**Exercise brief:** Without including any images, repeat the data exactly.

Dataset entries
· · · · ·
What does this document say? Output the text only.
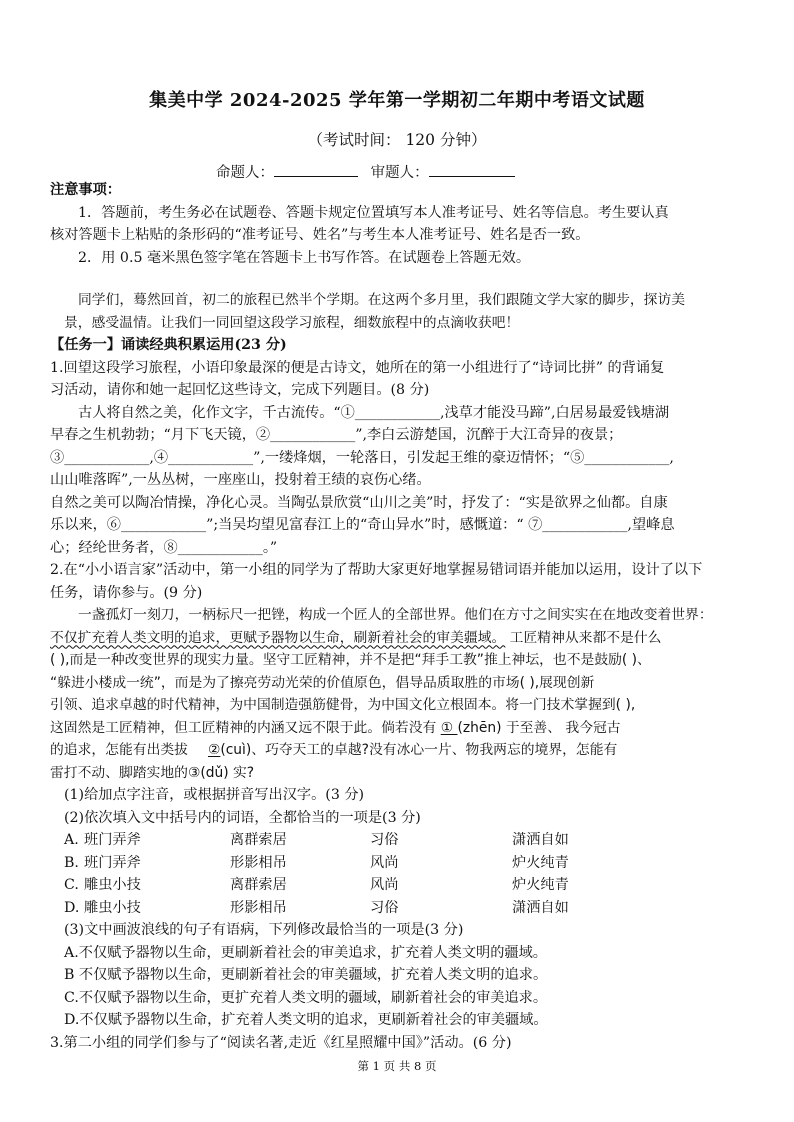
集美中学 2024-2025 学年第一学期初二年期中考语文试题
（考试时间： 120 分钟）
命题人：	审题人：
注意事项：
1．答题前，考生务必在试题卷、答题卡规定位置填写本人准考证号、姓名等信息。考生要认真
核对答题卡上粘贴的条形码的“准考证号、姓名”与考生本人准考证号、姓名是否一致。
2．用 0.5 毫米黑色签字笔在答题卡上书写作答。在试题卷上答题无效。
同学们，蓦然回首，初二的旅程已然半个学期。在这两个多月里，我们跟随文学大家的脚步，探访美
景，感受温情。让我们一同回望这段学习旅程，细数旅程中的点滴收获吧！
【任务一】诵读经典积累运用(23 分)
1.回望这段学习旅程，小语印象最深的便是古诗文，她所在的第一小组进行了“诗词比拼” 的背诵复
习活动，请你和她一起回忆这些诗文，完成下列题目。(8 分)
古人将自然之美，化作文字，千古流传。“①____________,浅草才能没马蹄”,白居易最爱钱塘湖
早春之生机勃勃；“月下飞天镜，②____________”,李白云游楚国，沉醉于大江奇异的夜景；
③____________,④____________”,一缕烽烟，一轮落日，引发起王维的豪迈情怀；“⑤____________,
山山唯落晖”,一丛丛树，一座座山，投射着王绩的哀伤心绪。
自然之美可以陶冶情操，净化心灵。当陶弘景欣赏“山川之美”时，抒发了：“实是欲界之仙都。自康
乐以来，⑥____________”;当吴均望见富春江上的“奇山异水”时，感慨道：“ ⑦____________,望峰息
心；经纶世务者，⑧____________。”
2.在“小小语言家”活动中，第一小组的同学为了帮助大家更好地掌握易错词语并能加以运用，设计了以下
任务，请你参与。(9 分)
一盏孤灯一刻刀，一柄标尺一把锉，构成一个匠人的全部世界。他们在方寸之间实实在在地改变着世界：
不仅扩充着人类文明的追求，更赋予器物以生命，刷新着社会的审美疆域。 工匠精神从来都不是什么
( ),而是一种改变世界的现实力量。坚守工匠精神，并不是把“拜手工教”推上神坛，也不是鼓励( )、
“躲进小楼成一统”，而是为了擦亮劳动光荣的价值原色，倡导品质取胜的市场( ),展现创新
引领、追求卓越的时代精神，为中国制造强筋健骨，为中国文化立根固本。将一门技术掌握到( ),
这固然是工匠精神，但工匠精神的内涵又远不限于此。倘若没有 ① (zhēn) 于至善、 我今冠古
的追求，怎能有出类拔 ②(cuì)、巧夺天工的卓越?没有冰心一片、物我两忘的境界，怎能有
雷打不动、脚踏实地的③(dǔ) 实?
(1)给加点字注音，或根据拼音写出汉字。(3 分)
(2)依次填入文中括号内的词语，全都恰当的一项是(3 分)
A. 班门弄斧	离群索居	习俗	潇洒自如
B. 班门弄斧	形影相吊	风尚	炉火纯青
C. 雕虫小技	离群索居	风尚	炉火纯青
D. 雕虫小技	形影相吊	习俗	潇洒自如
(3)文中画波浪线的句子有语病，下列修改最恰当的一项是(3 分)
A.不仅赋予器物以生命，更刷新着社会的审美追求，扩充着人类文明的疆域。
B 不仅赋予器物以生命，更刷新着社会的审美疆域，扩充着人类文明的追求。
C.不仅赋予器物以生命，更扩充着人类文明的疆域，刷新着社会的审美追求。
D.不仅赋予器物以生命，扩充着人类文明的追求，更刷新着社会的审美疆域。
3.第二小组的同学们参与了“阅读名著,走近《红星照耀中国》”活动。(6 分)
第 1 页 共 8 页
· · · · ·
**Finished exercise:**
What does this document say? Output the text only.
集美中学 2024-2025 学年第一学期初二年期中考语文试题
（考试时间： 120 分钟）
命题人：	审题人：
注意事项：
1．答题前，考生务必在试题卷、答题卡规定位置填写本人准考证号、姓名等信息。考生要认真
核对答题卡上粘贴的条形码的“准考证号、姓名”与考生本人准考证号、姓名是否一致。
2．用 0.5 毫米黑色签字笔在答题卡上书写作答。在试题卷上答题无效。
同学们，蓦然回首，初二的旅程已然半个学期。在这两个多月里，我们跟随文学大家的脚步，探访美
景，感受温情。让我们一同回望这段学习旅程，细数旅程中的点滴收获吧！
【任务一】诵读经典积累运用(23 分)
1.回望这段学习旅程，小语印象最深的便是古诗文，她所在的第一小组进行了“诗词比拼” 的背诵复
习活动，请你和她一起回忆这些诗文，完成下列题目。(8 分)
古人将自然之美，化作文字，千古流传。“①____________,浅草才能没马蹄”,白居易最爱钱塘湖
早春之生机勃勃；“月下飞天镜，②____________”,李白云游楚国，沉醉于大江奇异的夜景；
③____________,④____________”,一缕烽烟，一轮落日，引发起王维的豪迈情怀；“⑤____________,
山山唯落晖”,一丛丛树，一座座山，投射着王绩的哀伤心绪。
自然之美可以陶冶情操，净化心灵。当陶弘景欣赏“山川之美”时，抒发了：“实是欲界之仙都。自康
乐以来，⑥____________”;当吴均望见富春江上的“奇山异水”时，感慨道：“ ⑦____________,望峰息
心；经纶世务者，⑧____________。”
2.在“小小语言家”活动中，第一小组的同学为了帮助大家更好地掌握易错词语并能加以运用，设计了以下
任务，请你参与。(9 分)
一盏孤灯一刻刀，一柄标尺一把锉，构成一个匠人的全部世界。他们在方寸之间实实在在地改变着世界：
不仅扩充着人类文明的追求，更赋予器物以生命，刷新着社会的审美疆域。 工匠精神从来都不是什么
( ),而是一种改变世界的现实力量。坚守工匠精神，并不是把“拜手工教”推上神坛，也不是鼓励( )、
“躲进小楼成一统”，而是为了擦亮劳动光荣的价值原色，倡导品质取胜的市场( ),展现创新
引领、追求卓越的时代精神，为中国制造强筋健骨，为中国文化立根固本。将一门技术掌握到( ),
这固然是工匠精神，但工匠精神的内涵又远不限于此。倘若没有 ① (zhēn) 于至善、 我今冠古
的追求，怎能有出类拔 ②(cuì)、巧夺天工的卓越?没有冰心一片、物我两忘的境界，怎能有
雷打不动、脚踏实地的③(dǔ) 实?
(1)给加点字注音，或根据拼音写出汉字。(3 分)
(2)依次填入文中括号内的词语，全都恰当的一项是(3 分)
A. 班门弄斧	离群索居	习俗	潇洒自如
B. 班门弄斧	形影相吊	风尚	炉火纯青
C. 雕虫小技	离群索居	风尚	炉火纯青
D. 雕虫小技	形影相吊	习俗	潇洒自如
(3)文中画波浪线的句子有语病，下列修改最恰当的一项是(3 分)
A.不仅赋予器物以生命，更刷新着社会的审美追求，扩充着人类文明的疆域。
B 不仅赋予器物以生命，更刷新着社会的审美疆域，扩充着人类文明的追求。
C.不仅赋予器物以生命，更扩充着人类文明的疆域，刷新着社会的审美追求。
D.不仅赋予器物以生命，扩充着人类文明的追求，更刷新着社会的审美疆域。
3.第二小组的同学们参与了“阅读名著,走近《红星照耀中国》”活动。(6 分)
第 1 页 共 8 页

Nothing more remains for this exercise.